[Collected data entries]
---
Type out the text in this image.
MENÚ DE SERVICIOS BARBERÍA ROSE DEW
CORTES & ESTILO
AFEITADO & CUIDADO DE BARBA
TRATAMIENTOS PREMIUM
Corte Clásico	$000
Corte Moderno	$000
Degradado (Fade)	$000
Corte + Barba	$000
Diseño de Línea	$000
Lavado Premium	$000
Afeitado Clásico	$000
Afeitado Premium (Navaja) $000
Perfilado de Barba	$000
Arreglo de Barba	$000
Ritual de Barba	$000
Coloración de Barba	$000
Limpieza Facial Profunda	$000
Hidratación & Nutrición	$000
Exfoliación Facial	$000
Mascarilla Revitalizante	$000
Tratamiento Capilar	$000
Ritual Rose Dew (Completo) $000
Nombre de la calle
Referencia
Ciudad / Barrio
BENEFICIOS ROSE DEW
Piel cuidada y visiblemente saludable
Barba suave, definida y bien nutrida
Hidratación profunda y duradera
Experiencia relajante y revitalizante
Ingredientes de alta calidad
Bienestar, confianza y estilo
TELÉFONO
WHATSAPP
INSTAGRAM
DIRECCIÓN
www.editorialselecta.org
---
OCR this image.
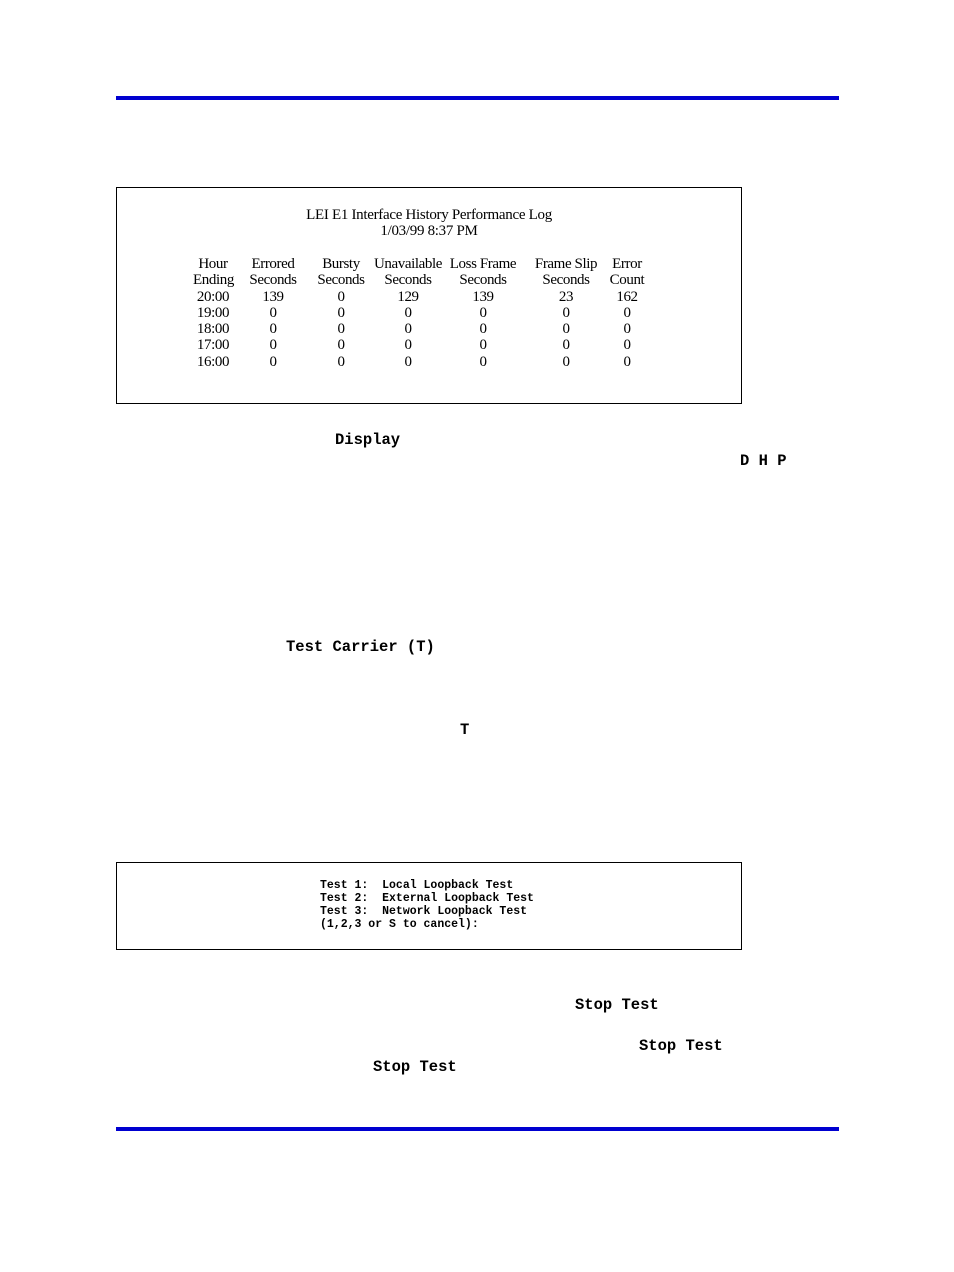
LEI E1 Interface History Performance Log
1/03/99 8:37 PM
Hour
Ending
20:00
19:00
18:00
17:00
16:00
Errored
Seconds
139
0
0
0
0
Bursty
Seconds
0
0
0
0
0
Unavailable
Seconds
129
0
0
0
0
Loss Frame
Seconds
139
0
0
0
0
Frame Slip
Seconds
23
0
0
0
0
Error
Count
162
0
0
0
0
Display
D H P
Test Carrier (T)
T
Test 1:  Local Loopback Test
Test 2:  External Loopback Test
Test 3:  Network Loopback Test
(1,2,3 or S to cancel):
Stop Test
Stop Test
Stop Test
---
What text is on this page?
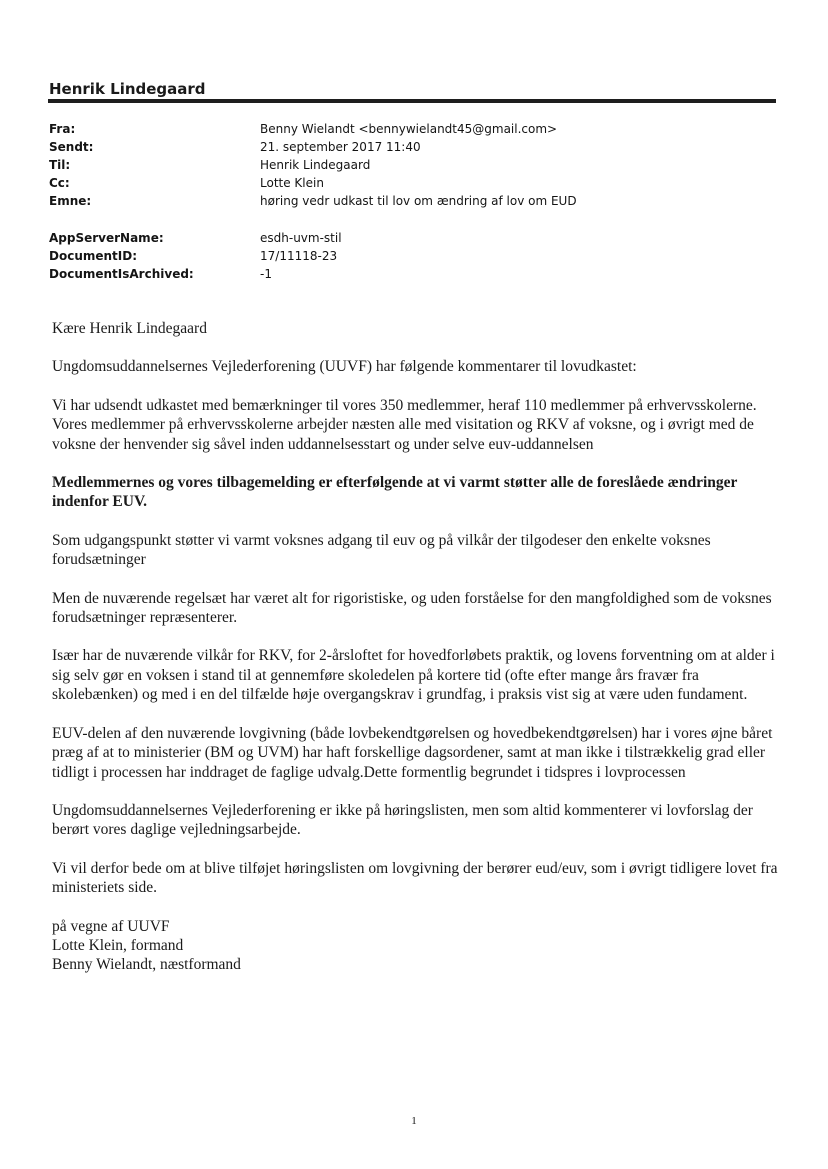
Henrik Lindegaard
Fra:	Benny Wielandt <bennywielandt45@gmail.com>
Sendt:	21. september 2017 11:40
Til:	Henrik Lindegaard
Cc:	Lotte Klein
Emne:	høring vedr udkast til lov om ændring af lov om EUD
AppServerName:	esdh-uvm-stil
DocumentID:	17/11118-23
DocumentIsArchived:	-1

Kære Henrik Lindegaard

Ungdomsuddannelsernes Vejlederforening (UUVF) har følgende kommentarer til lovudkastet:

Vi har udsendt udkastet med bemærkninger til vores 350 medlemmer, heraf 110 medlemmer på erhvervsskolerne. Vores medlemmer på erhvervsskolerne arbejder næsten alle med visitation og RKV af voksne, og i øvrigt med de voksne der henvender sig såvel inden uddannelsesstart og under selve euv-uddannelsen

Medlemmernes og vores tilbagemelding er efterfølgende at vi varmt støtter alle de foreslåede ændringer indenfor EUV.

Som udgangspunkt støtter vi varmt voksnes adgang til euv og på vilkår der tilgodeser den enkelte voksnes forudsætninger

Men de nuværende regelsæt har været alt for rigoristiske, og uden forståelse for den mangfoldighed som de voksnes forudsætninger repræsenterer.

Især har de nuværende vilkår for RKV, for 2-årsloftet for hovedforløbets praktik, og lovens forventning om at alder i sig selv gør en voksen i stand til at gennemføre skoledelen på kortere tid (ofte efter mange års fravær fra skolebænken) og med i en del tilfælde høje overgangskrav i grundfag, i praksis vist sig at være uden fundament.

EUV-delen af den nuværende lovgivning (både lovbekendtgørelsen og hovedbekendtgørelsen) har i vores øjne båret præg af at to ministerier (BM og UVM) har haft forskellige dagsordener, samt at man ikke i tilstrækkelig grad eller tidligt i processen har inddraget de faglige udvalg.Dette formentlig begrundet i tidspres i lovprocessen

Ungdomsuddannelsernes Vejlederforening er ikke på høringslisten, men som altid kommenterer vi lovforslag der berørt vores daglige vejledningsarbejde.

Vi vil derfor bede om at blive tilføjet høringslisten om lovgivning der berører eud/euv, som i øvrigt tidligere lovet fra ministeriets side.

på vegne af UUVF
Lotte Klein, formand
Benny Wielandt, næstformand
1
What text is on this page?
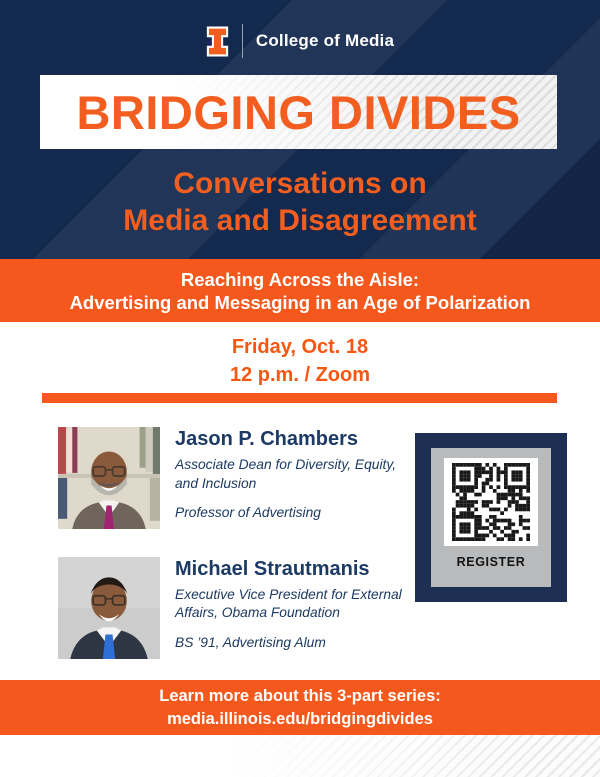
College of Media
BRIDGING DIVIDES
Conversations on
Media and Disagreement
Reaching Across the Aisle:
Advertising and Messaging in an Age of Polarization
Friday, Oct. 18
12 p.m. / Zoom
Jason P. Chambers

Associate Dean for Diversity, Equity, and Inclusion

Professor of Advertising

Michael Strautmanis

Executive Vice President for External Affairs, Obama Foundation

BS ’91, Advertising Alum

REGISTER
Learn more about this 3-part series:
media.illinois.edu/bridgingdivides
---
Pull out all lines in the data above that include "voksnes".

Som udgangspunkt støtter vi varmt voksnes adgang til euv og på vilkår der tilgodeser den enkelte voksnes forudsætninger
Men de nuværende regelsæt har været alt for rigoristiske, og uden forståelse for den mangfoldighed som de voksnes forudsætninger repræsenterer.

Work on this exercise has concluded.